**Your objective:** Reproduce the entries verbatim from the very beginning through the line containing "bar [320, 727, 386, 856]", including that line, and stop there.

* * * * *

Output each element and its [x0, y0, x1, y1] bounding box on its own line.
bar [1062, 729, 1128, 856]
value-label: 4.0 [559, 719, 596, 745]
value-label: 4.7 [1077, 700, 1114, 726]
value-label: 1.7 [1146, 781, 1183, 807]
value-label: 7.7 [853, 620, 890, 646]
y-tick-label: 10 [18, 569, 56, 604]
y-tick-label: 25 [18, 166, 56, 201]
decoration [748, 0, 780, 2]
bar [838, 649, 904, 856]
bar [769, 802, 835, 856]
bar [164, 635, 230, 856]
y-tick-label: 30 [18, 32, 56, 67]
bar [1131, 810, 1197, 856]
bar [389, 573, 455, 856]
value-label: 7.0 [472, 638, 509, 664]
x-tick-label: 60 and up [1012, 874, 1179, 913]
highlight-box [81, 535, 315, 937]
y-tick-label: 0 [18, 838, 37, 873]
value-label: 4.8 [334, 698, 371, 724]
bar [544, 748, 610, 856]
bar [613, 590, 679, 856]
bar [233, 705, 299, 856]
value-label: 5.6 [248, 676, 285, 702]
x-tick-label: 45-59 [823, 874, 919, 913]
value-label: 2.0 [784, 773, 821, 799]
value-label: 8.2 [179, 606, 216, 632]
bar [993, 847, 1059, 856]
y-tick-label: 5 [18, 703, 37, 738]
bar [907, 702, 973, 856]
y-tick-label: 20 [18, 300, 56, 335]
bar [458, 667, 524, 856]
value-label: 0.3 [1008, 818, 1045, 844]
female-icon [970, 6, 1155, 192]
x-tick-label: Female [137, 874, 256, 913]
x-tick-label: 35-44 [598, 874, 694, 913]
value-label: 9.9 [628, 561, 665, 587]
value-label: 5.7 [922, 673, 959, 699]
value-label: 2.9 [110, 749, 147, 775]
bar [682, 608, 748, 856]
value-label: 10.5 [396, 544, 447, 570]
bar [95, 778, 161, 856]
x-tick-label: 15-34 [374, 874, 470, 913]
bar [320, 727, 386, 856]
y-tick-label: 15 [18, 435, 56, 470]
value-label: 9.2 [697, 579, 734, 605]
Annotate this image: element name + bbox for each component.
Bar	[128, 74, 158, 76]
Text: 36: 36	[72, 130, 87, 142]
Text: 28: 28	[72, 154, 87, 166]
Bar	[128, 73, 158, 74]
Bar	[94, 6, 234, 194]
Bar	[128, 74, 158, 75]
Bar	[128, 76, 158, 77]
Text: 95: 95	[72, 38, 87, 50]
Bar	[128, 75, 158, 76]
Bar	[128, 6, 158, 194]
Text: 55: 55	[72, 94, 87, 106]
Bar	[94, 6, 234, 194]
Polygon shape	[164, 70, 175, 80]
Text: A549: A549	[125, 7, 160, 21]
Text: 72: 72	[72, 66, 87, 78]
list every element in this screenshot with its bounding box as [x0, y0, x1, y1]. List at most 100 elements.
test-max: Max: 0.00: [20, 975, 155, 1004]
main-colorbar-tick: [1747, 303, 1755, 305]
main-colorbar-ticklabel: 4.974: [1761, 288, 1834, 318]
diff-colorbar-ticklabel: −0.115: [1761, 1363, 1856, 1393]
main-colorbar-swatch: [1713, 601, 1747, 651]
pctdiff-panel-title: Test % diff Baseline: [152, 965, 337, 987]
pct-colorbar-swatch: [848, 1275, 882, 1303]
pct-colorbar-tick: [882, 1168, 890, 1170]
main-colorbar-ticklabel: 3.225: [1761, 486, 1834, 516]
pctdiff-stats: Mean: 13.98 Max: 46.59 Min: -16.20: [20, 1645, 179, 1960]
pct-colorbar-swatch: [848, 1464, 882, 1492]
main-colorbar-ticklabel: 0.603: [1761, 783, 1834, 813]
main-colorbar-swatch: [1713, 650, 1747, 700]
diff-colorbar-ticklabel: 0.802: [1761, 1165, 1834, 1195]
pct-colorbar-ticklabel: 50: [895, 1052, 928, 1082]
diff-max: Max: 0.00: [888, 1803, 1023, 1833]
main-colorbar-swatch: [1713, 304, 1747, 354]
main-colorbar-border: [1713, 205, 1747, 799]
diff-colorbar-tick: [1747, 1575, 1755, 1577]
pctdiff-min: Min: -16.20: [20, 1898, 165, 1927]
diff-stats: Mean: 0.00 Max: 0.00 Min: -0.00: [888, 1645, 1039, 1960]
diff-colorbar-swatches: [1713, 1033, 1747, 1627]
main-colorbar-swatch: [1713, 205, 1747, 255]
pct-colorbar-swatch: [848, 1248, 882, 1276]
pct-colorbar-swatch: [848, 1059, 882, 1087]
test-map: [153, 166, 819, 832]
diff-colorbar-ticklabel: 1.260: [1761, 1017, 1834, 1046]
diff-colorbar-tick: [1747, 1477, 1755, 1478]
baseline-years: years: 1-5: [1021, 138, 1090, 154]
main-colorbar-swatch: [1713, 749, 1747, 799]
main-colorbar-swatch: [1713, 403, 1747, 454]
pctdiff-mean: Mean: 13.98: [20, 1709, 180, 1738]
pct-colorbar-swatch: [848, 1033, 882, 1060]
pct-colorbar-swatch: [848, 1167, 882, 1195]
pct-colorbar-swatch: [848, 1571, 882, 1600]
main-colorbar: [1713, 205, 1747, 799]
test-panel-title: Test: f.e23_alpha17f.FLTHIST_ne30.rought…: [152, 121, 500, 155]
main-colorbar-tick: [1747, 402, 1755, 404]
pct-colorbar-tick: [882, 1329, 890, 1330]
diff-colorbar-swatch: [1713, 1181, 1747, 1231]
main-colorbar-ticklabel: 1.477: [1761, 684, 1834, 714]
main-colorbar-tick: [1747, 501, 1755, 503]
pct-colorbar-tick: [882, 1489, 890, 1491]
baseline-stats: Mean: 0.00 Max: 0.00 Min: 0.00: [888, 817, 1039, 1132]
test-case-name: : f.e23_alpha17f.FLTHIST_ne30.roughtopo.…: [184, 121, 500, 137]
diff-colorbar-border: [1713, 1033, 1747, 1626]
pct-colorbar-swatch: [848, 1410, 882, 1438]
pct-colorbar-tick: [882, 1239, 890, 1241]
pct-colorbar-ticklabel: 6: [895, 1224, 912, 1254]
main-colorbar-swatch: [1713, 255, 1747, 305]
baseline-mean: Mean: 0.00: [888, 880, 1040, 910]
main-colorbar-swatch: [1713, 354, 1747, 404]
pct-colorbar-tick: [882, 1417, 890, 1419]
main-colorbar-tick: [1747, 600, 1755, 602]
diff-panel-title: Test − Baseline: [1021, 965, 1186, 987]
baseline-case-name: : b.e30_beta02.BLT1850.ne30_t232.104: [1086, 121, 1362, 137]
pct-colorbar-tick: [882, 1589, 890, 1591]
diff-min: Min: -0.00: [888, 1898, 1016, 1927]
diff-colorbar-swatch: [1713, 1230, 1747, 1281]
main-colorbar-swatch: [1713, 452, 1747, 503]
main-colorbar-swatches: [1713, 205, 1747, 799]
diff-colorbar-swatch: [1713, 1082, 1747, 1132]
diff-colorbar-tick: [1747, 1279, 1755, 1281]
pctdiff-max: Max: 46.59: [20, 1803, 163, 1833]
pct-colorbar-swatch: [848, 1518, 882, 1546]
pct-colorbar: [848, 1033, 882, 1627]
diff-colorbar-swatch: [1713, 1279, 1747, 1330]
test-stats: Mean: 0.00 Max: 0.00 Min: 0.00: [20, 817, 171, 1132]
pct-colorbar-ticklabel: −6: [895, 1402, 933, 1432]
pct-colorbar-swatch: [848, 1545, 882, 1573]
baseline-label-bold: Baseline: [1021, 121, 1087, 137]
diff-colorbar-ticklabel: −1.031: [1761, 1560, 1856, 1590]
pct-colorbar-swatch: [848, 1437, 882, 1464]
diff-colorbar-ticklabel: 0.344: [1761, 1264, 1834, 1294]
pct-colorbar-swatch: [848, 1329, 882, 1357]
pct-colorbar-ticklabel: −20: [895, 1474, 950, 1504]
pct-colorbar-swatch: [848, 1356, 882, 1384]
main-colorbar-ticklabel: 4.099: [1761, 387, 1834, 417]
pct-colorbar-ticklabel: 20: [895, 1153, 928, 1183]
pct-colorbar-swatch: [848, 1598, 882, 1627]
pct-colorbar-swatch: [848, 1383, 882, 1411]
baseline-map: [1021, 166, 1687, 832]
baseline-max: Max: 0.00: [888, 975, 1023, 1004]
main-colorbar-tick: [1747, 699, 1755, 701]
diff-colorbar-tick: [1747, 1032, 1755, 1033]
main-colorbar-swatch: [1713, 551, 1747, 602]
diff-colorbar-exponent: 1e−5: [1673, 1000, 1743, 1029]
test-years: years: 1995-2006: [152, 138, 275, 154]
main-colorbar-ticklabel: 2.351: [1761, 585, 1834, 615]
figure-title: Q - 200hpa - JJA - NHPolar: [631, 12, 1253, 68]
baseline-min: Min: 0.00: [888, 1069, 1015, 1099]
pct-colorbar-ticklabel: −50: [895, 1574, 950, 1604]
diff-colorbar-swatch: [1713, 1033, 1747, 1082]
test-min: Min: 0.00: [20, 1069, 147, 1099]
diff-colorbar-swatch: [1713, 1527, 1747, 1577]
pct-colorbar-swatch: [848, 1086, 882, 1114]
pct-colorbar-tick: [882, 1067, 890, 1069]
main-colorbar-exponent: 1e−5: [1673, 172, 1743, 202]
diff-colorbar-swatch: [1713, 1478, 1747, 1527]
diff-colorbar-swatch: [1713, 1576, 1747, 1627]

* * * * *

**Right answer:**
Output each element and its [x0, y0, x1, y1] bounding box on its own line.
bar [1062, 729, 1128, 856]
value-label: 4.0 [559, 719, 596, 745]
value-label: 4.7 [1077, 700, 1114, 726]
value-label: 1.7 [1146, 781, 1183, 807]
value-label: 7.7 [853, 620, 890, 646]
y-tick-label: 10 [18, 569, 56, 604]
y-tick-label: 25 [18, 166, 56, 201]
decoration [748, 0, 780, 2]
bar [838, 649, 904, 856]
bar [769, 802, 835, 856]
bar [164, 635, 230, 856]
y-tick-label: 30 [18, 32, 56, 67]
bar [1131, 810, 1197, 856]
bar [389, 573, 455, 856]
value-label: 7.0 [472, 638, 509, 664]
x-tick-label: 60 and up [1012, 874, 1179, 913]
highlight-box [81, 535, 315, 937]
y-tick-label: 0 [18, 838, 37, 873]
value-label: 4.8 [334, 698, 371, 724]
bar [544, 748, 610, 856]
bar [613, 590, 679, 856]
bar [233, 705, 299, 856]
value-label: 5.6 [248, 676, 285, 702]
x-tick-label: 45-59 [823, 874, 919, 913]
value-label: 2.0 [784, 773, 821, 799]
value-label: 8.2 [179, 606, 216, 632]
bar [993, 847, 1059, 856]
y-tick-label: 5 [18, 703, 37, 738]
bar [907, 702, 973, 856]
y-tick-label: 20 [18, 300, 56, 335]
bar [458, 667, 524, 856]
value-label: 0.3 [1008, 818, 1045, 844]
female-icon [970, 6, 1155, 192]
x-tick-label: Female [137, 874, 256, 913]
x-tick-label: 35-44 [598, 874, 694, 913]
value-label: 9.9 [628, 561, 665, 587]
value-label: 5.7 [922, 673, 959, 699]
value-label: 2.9 [110, 749, 147, 775]
bar [682, 608, 748, 856]
value-label: 10.5 [396, 544, 447, 570]
bar [95, 778, 161, 856]
x-tick-label: 15-34 [374, 874, 470, 913]
bar [320, 727, 386, 856]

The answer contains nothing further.